● **Exercise brief**
Give the material once more, word for word, without any images.

● **Figure collection entries**
--- BEGIN ---

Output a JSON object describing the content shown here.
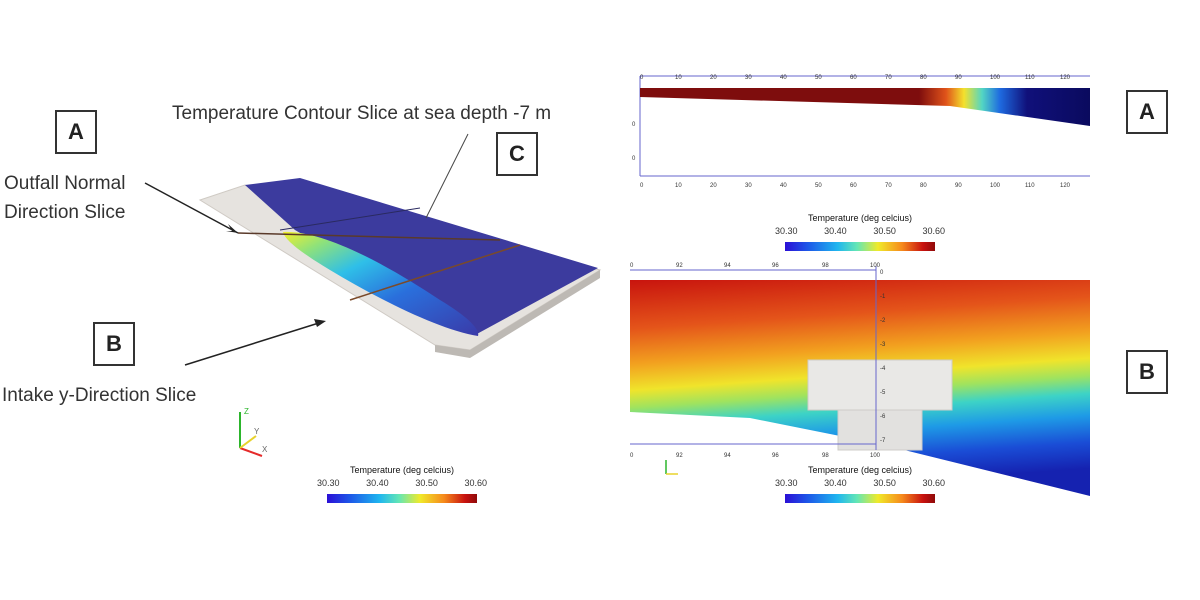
{
  "annotations": {
    "box_a": "A",
    "box_b": "B",
    "box_c": "C",
    "outfall_line1": "Outfall Normal",
    "outfall_line2": "Direction Slice",
    "intake": "Intake y-Direction Slice",
    "contour": "Temperature Contour Slice at sea depth -7 m"
  },
  "panels": {
    "right_a_label": "A",
    "right_b_label": "B"
  },
  "colorbar": {
    "title": "Temperature (deg celcius)",
    "ticks": [
      "30.30",
      "30.40",
      "30.50",
      "30.60"
    ]
  },
  "top_slice_axis": {
    "ticks": [
      "0",
      "10",
      "20",
      "30",
      "40",
      "50",
      "60",
      "70",
      "80",
      "90",
      "100",
      "110",
      "120"
    ],
    "side_ticks": [
      "0",
      "0"
    ]
  },
  "bottom_slice_axis": {
    "ticks": [
      "0",
      "92",
      "94",
      "96",
      "98",
      "100"
    ],
    "depth_ticks": [
      "0",
      "-1",
      "-2",
      "-3",
      "-4",
      "-5",
      "-6",
      "-7"
    ]
  },
  "axes_triad": {
    "x": "X",
    "y": "Y",
    "z": "Z"
  }
}
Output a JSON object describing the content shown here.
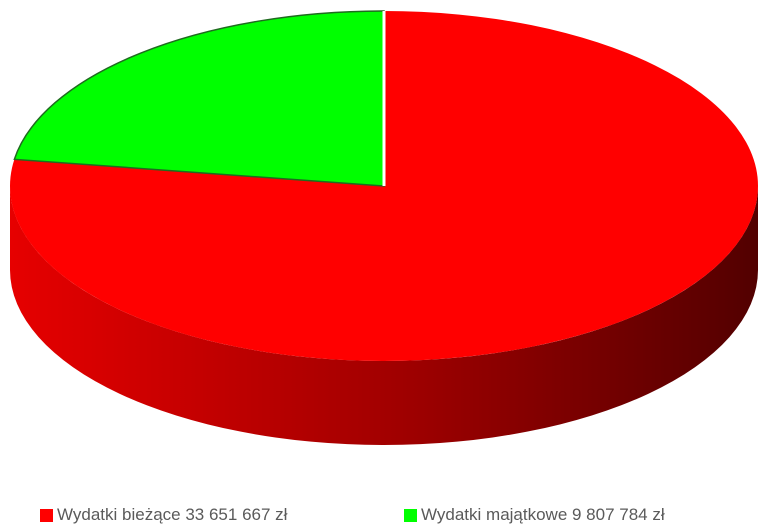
{
  "chart_data": {
    "type": "pie",
    "style": "3d",
    "title": "",
    "legend_position": "bottom",
    "slices": [
      {
        "label": "Wydatki bieżące 33 651 667 zł",
        "value": 33651667,
        "color": "#ff0000"
      },
      {
        "label": "Wydatki majątkowe 9 807 784 zł",
        "value": 9807784,
        "color": "#00ff00"
      }
    ]
  }
}
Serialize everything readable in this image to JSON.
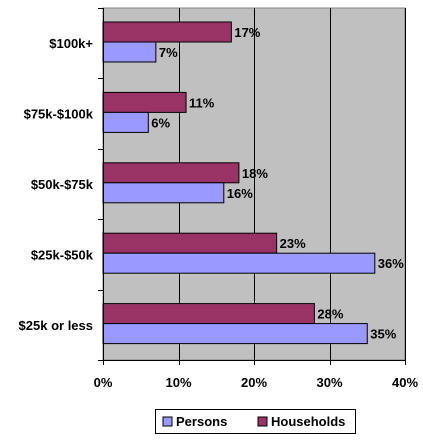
{
  "chart_data": {
    "type": "bar",
    "orientation": "horizontal",
    "categories": [
      "$100k+",
      "$75k-$100k",
      "$50k-$75k",
      "$25k-$50k",
      "$25k or less"
    ],
    "series": [
      {
        "name": "Households",
        "color": "#993366",
        "values": [
          17,
          11,
          18,
          23,
          28
        ],
        "labels": [
          "17%",
          "11%",
          "18%",
          "23%",
          "28%"
        ]
      },
      {
        "name": "Persons",
        "color": "#9999FF",
        "values": [
          7,
          6,
          16,
          36,
          35
        ],
        "labels": [
          "7%",
          "6%",
          "16%",
          "36%",
          "35%"
        ]
      }
    ],
    "xlim": [
      0,
      40
    ],
    "xticks": [
      0,
      10,
      20,
      30,
      40
    ],
    "xtick_labels": [
      "0%",
      "10%",
      "20%",
      "30%",
      "40%"
    ],
    "plot_background": "#C0C0C0",
    "grid": true,
    "legend": {
      "position": "bottom",
      "entries": [
        "Persons",
        "Households"
      ]
    },
    "title": "",
    "xlabel": "",
    "ylabel": ""
  }
}
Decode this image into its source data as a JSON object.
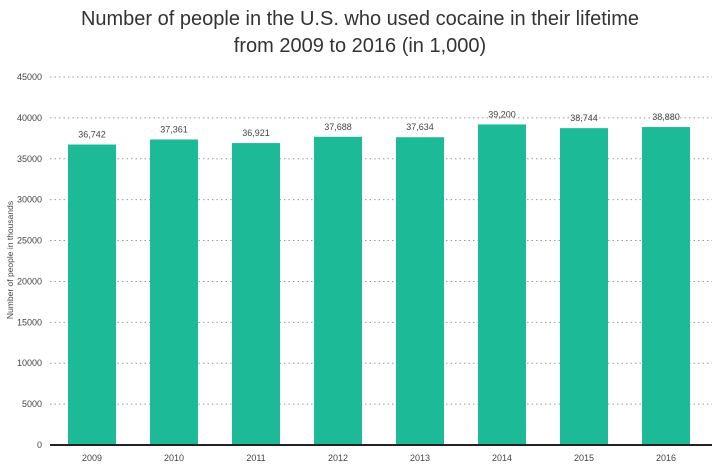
{
  "chart_data": {
    "type": "bar",
    "title": [
      "Number of people in the U.S. who used cocaine in their lifetime",
      "from 2009 to 2016 (in 1,000)"
    ],
    "xlabel": "",
    "ylabel": "Number of people in thousands",
    "categories": [
      "2009",
      "2010",
      "2011",
      "2012",
      "2013",
      "2014",
      "2015",
      "2016"
    ],
    "values": [
      36742,
      37361,
      36921,
      37688,
      37634,
      39200,
      38744,
      38880
    ],
    "data_labels": [
      "36,742",
      "37,361",
      "36,921",
      "37,688",
      "37,634",
      "39,200",
      "38,744",
      "38,880"
    ],
    "ylim": [
      0,
      45000
    ],
    "yticks": [
      0,
      5000,
      10000,
      15000,
      20000,
      25000,
      30000,
      35000,
      40000,
      45000
    ],
    "grid": true,
    "bar_color": "#1dba98"
  }
}
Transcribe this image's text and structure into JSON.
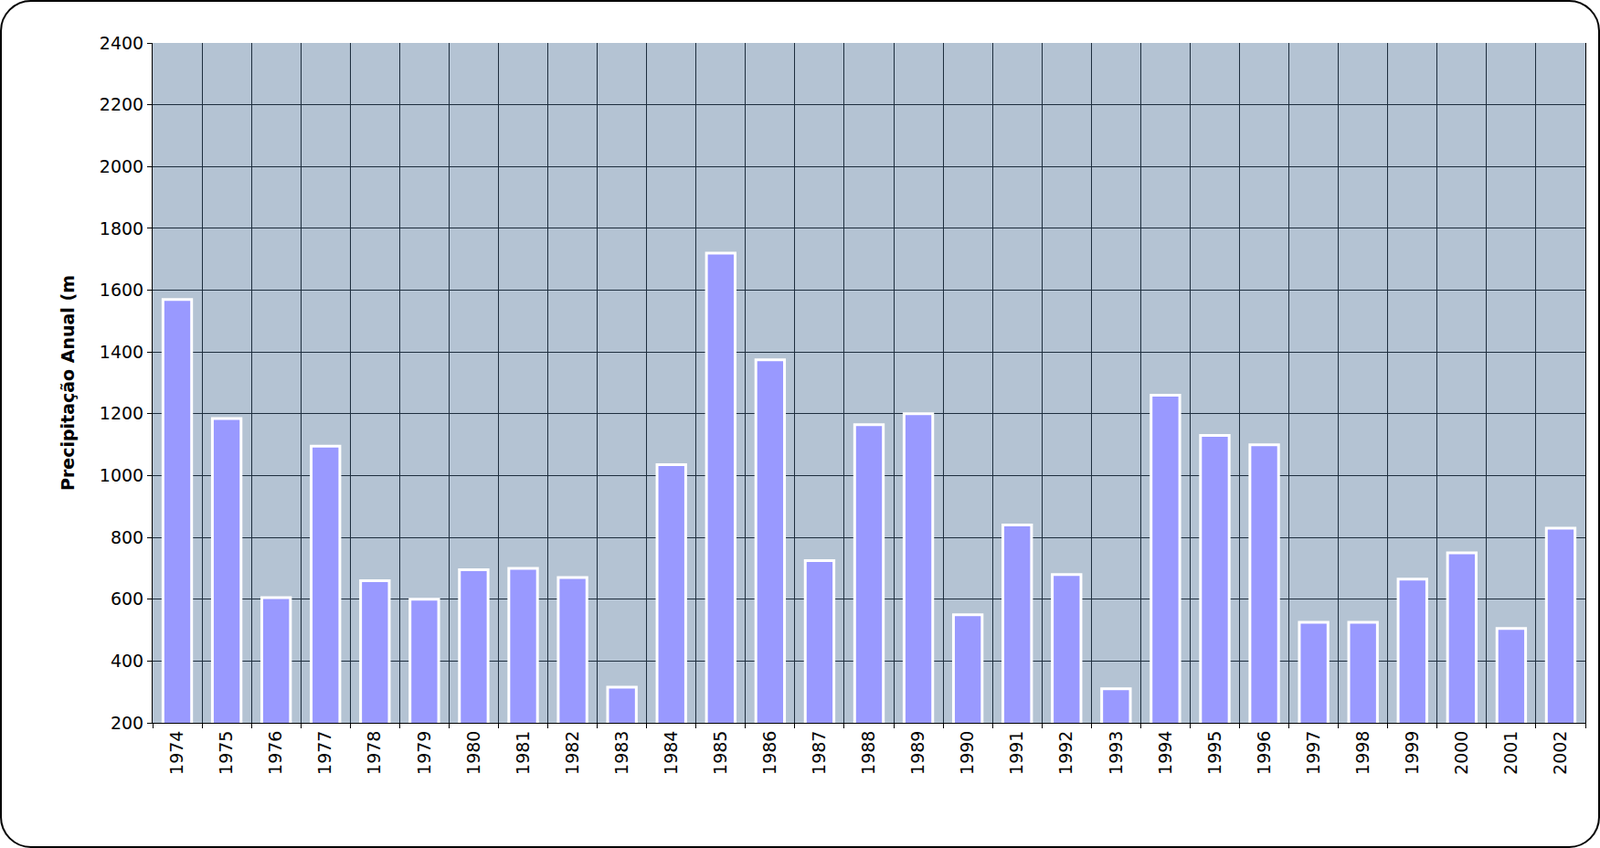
{
  "chart_data": {
    "type": "bar",
    "y_label": "Precipitação Anual (m",
    "categories": [
      "1974",
      "1975",
      "1976",
      "1977",
      "1978",
      "1979",
      "1980",
      "1981",
      "1982",
      "1983",
      "1984",
      "1985",
      "1986",
      "1987",
      "1988",
      "1989",
      "1990",
      "1991",
      "1992",
      "1993",
      "1994",
      "1995",
      "1996",
      "1997",
      "1998",
      "1999",
      "2000",
      "2001",
      "2002"
    ],
    "values": [
      1570,
      1185,
      605,
      1095,
      660,
      600,
      695,
      700,
      670,
      315,
      1035,
      1720,
      1375,
      725,
      1165,
      1200,
      550,
      840,
      680,
      310,
      1260,
      1130,
      1100,
      525,
      525,
      665,
      750,
      505,
      830
    ],
    "color": "#9999ff",
    "ylim": [
      200,
      2400
    ],
    "yticks": [
      200,
      400,
      600,
      800,
      1000,
      1200,
      1400,
      1600,
      1800,
      2000,
      2200,
      2400
    ],
    "grid": true
  }
}
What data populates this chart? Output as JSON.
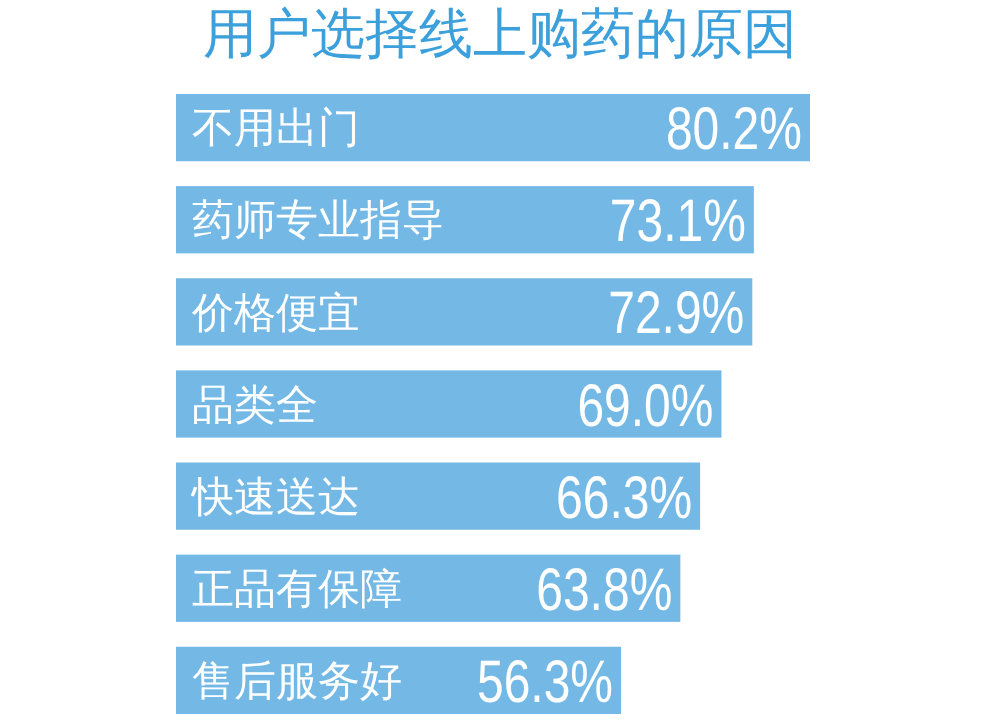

--- END ---

● **Reply**
Output a JSON object describing the content shown here.
{
  "annotations": {
    "box_a": "A",
    "box_b": "B",
    "box_c": "C",
    "outfall_line1": "Outfall Normal",
    "outfall_line2": "Direction Slice",
    "intake": "Intake y-Direction Slice",
    "contour": "Temperature Contour Slice at sea depth -7 m"
  },
  "panels": {
    "right_a_label": "A",
    "right_b_label": "B"
  },
  "colorbar": {
    "title": "Temperature (deg celcius)",
    "ticks": [
      "30.30",
      "30.40",
      "30.50",
      "30.60"
    ]
  },
  "top_slice_axis": {
    "ticks": [
      "0",
      "10",
      "20",
      "30",
      "40",
      "50",
      "60",
      "70",
      "80",
      "90",
      "100",
      "110",
      "120"
    ],
    "side_ticks": [
      "0",
      "0"
    ]
  },
  "bottom_slice_axis": {
    "ticks": [
      "0",
      "92",
      "94",
      "96",
      "98",
      "100"
    ],
    "depth_ticks": [
      "0",
      "-1",
      "-2",
      "-3",
      "-4",
      "-5",
      "-6",
      "-7"
    ]
  },
  "axes_triad": {
    "x": "X",
    "y": "Y",
    "z": "Z"
  }
}
Output a JSON object describing the content shown here.
{
  "chart_data": {
    "type": "pie",
    "style": "3d",
    "title": "",
    "legend_position": "bottom",
    "slices": [
      {
        "label": "Wydatki bieżące 33 651 667 zł",
        "value": 33651667,
        "color": "#ff0000"
      },
      {
        "label": "Wydatki majątkowe 9 807 784 zł",
        "value": 9807784,
        "color": "#00ff00"
      }
    ]
  }
}
Serialize everything readable in this image to JSON.
{
  "chart_data": {
    "type": "bar",
    "orientation": "horizontal",
    "categories": [
      "$100k+",
      "$75k-$100k",
      "$50k-$75k",
      "$25k-$50k",
      "$25k or less"
    ],
    "series": [
      {
        "name": "Households",
        "color": "#993366",
        "values": [
          17,
          11,
          18,
          23,
          28
        ],
        "labels": [
          "17%",
          "11%",
          "18%",
          "23%",
          "28%"
        ]
      },
      {
        "name": "Persons",
        "color": "#9999FF",
        "values": [
          7,
          6,
          16,
          36,
          35
        ],
        "labels": [
          "7%",
          "6%",
          "16%",
          "36%",
          "35%"
        ]
      }
    ],
    "xlim": [
      0,
      40
    ],
    "xticks": [
      0,
      10,
      20,
      30,
      40
    ],
    "xtick_labels": [
      "0%",
      "10%",
      "20%",
      "30%",
      "40%"
    ],
    "plot_background": "#C0C0C0",
    "grid": true,
    "legend": {
      "position": "bottom",
      "entries": [
        "Persons",
        "Households"
      ]
    },
    "title": "",
    "xlabel": "",
    "ylabel": ""
  }
}
Decode this image into its source data as a JSON object.
{
  "chart_data": {
    "type": "bar",
    "title": [
      "Number of people in the U.S. who used cocaine in their lifetime",
      "from 2009 to 2016 (in 1,000)"
    ],
    "xlabel": "",
    "ylabel": "Number of people in thousands",
    "categories": [
      "2009",
      "2010",
      "2011",
      "2012",
      "2013",
      "2014",
      "2015",
      "2016"
    ],
    "values": [
      36742,
      37361,
      36921,
      37688,
      37634,
      39200,
      38744,
      38880
    ],
    "data_labels": [
      "36,742",
      "37,361",
      "36,921",
      "37,688",
      "37,634",
      "39,200",
      "38,744",
      "38,880"
    ],
    "ylim": [
      0,
      45000
    ],
    "yticks": [
      0,
      5000,
      10000,
      15000,
      20000,
      25000,
      30000,
      35000,
      40000,
      45000
    ],
    "grid": true,
    "bar_color": "#1dba98"
  }
}
Transcribe this image's text and structure into JSON.
{
  "chart_data": {
    "type": "bar",
    "y_label": "Precipitação Anual (m",
    "categories": [
      "1974",
      "1975",
      "1976",
      "1977",
      "1978",
      "1979",
      "1980",
      "1981",
      "1982",
      "1983",
      "1984",
      "1985",
      "1986",
      "1987",
      "1988",
      "1989",
      "1990",
      "1991",
      "1992",
      "1993",
      "1994",
      "1995",
      "1996",
      "1997",
      "1998",
      "1999",
      "2000",
      "2001",
      "2002"
    ],
    "values": [
      1570,
      1185,
      605,
      1095,
      660,
      600,
      695,
      700,
      670,
      315,
      1035,
      1720,
      1375,
      725,
      1165,
      1200,
      550,
      840,
      680,
      310,
      1260,
      1130,
      1100,
      525,
      525,
      665,
      750,
      505,
      830
    ],
    "color": "#9999ff",
    "ylim": [
      200,
      2400
    ],
    "yticks": [
      200,
      400,
      600,
      800,
      1000,
      1200,
      1400,
      1600,
      1800,
      2000,
      2200,
      2400
    ],
    "grid": true
  }
}
What data populates this chart? Output as JSON.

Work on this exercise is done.